_Records from a collection_
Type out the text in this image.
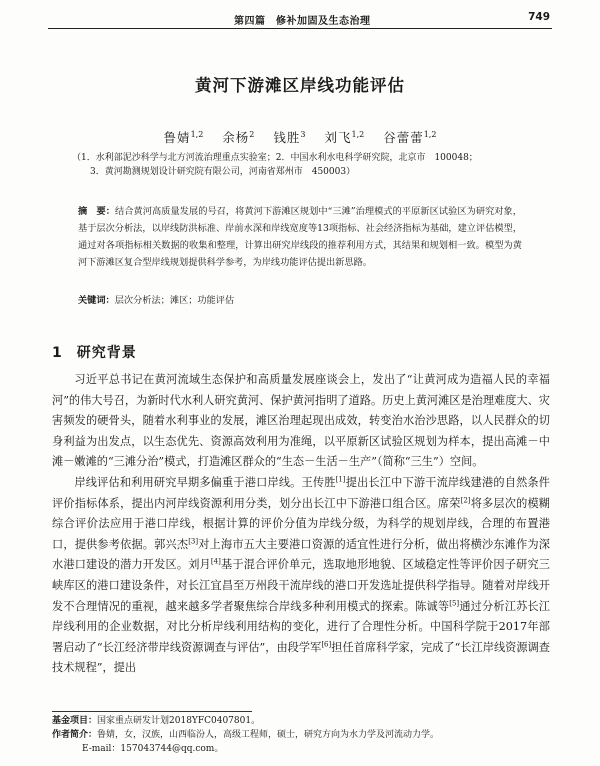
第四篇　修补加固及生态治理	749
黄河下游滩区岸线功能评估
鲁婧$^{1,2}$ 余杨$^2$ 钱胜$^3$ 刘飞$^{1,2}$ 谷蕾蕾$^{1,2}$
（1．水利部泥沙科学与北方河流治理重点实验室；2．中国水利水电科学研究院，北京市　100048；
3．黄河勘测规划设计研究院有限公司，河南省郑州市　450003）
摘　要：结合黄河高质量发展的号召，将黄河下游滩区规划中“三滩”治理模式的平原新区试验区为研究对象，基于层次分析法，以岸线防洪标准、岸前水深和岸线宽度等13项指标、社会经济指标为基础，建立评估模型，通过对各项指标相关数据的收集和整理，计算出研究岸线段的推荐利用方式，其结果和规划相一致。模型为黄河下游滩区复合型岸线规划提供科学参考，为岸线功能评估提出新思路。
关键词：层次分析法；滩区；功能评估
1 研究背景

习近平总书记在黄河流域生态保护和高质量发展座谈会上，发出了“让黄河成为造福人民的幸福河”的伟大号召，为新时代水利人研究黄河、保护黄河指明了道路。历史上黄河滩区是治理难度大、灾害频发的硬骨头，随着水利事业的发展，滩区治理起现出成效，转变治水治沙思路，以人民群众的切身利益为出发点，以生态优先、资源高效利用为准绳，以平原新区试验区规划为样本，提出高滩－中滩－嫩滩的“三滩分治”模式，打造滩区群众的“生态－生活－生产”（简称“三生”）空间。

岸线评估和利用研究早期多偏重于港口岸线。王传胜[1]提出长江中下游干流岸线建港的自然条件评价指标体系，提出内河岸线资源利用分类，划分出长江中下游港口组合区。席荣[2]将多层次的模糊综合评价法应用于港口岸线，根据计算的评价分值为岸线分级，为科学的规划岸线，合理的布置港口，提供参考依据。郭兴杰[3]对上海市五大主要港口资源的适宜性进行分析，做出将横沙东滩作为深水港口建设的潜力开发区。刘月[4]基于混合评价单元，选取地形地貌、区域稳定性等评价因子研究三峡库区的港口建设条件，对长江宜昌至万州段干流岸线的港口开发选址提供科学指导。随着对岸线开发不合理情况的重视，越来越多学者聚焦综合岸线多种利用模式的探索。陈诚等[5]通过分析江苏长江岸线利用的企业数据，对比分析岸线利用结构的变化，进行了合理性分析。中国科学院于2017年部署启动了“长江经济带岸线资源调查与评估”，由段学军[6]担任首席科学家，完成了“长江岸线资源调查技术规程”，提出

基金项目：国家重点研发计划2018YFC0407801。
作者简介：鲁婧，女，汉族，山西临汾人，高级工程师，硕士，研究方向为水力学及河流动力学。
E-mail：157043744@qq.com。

_The task_
Give the data above again in full and unchanged, skipping the pictures.

_Complete answer_
Type out the text in this image.
第四篇　修补加固及生态治理	749
黄河下游滩区岸线功能评估
鲁婧$^{1,2}$ 余杨$^2$ 钱胜$^3$ 刘飞$^{1,2}$ 谷蕾蕾$^{1,2}$
（1．水利部泥沙科学与北方河流治理重点实验室；2．中国水利水电科学研究院，北京市　100048；
3．黄河勘测规划设计研究院有限公司，河南省郑州市　450003）
摘　要：结合黄河高质量发展的号召，将黄河下游滩区规划中“三滩”治理模式的平原新区试验区为研究对象，基于层次分析法，以岸线防洪标准、岸前水深和岸线宽度等13项指标、社会经济指标为基础，建立评估模型，通过对各项指标相关数据的收集和整理，计算出研究岸线段的推荐利用方式，其结果和规划相一致。模型为黄河下游滩区复合型岸线规划提供科学参考，为岸线功能评估提出新思路。
关键词：层次分析法；滩区；功能评估
1 研究背景

习近平总书记在黄河流域生态保护和高质量发展座谈会上，发出了“让黄河成为造福人民的幸福河”的伟大号召，为新时代水利人研究黄河、保护黄河指明了道路。历史上黄河滩区是治理难度大、灾害频发的硬骨头，随着水利事业的发展，滩区治理起现出成效，转变治水治沙思路，以人民群众的切身利益为出发点，以生态优先、资源高效利用为准绳，以平原新区试验区规划为样本，提出高滩－中滩－嫩滩的“三滩分治”模式，打造滩区群众的“生态－生活－生产”（简称“三生”）空间。

岸线评估和利用研究早期多偏重于港口岸线。王传胜[1]提出长江中下游干流岸线建港的自然条件评价指标体系，提出内河岸线资源利用分类，划分出长江中下游港口组合区。席荣[2]将多层次的模糊综合评价法应用于港口岸线，根据计算的评价分值为岸线分级，为科学的规划岸线，合理的布置港口，提供参考依据。郭兴杰[3]对上海市五大主要港口资源的适宜性进行分析，做出将横沙东滩作为深水港口建设的潜力开发区。刘月[4]基于混合评价单元，选取地形地貌、区域稳定性等评价因子研究三峡库区的港口建设条件，对长江宜昌至万州段干流岸线的港口开发选址提供科学指导。随着对岸线开发不合理情况的重视，越来越多学者聚焦综合岸线多种利用模式的探索。陈诚等[5]通过分析江苏长江岸线利用的企业数据，对比分析岸线利用结构的变化，进行了合理性分析。中国科学院于2017年部署启动了“长江经济带岸线资源调查与评估”，由段学军[6]担任首席科学家，完成了“长江岸线资源调查技术规程”，提出

基金项目：国家重点研发计划2018YFC0407801。
作者简介：鲁婧，女，汉族，山西临汾人，高级工程师，硕士，研究方向为水力学及河流动力学。
E-mail：157043744@qq.com。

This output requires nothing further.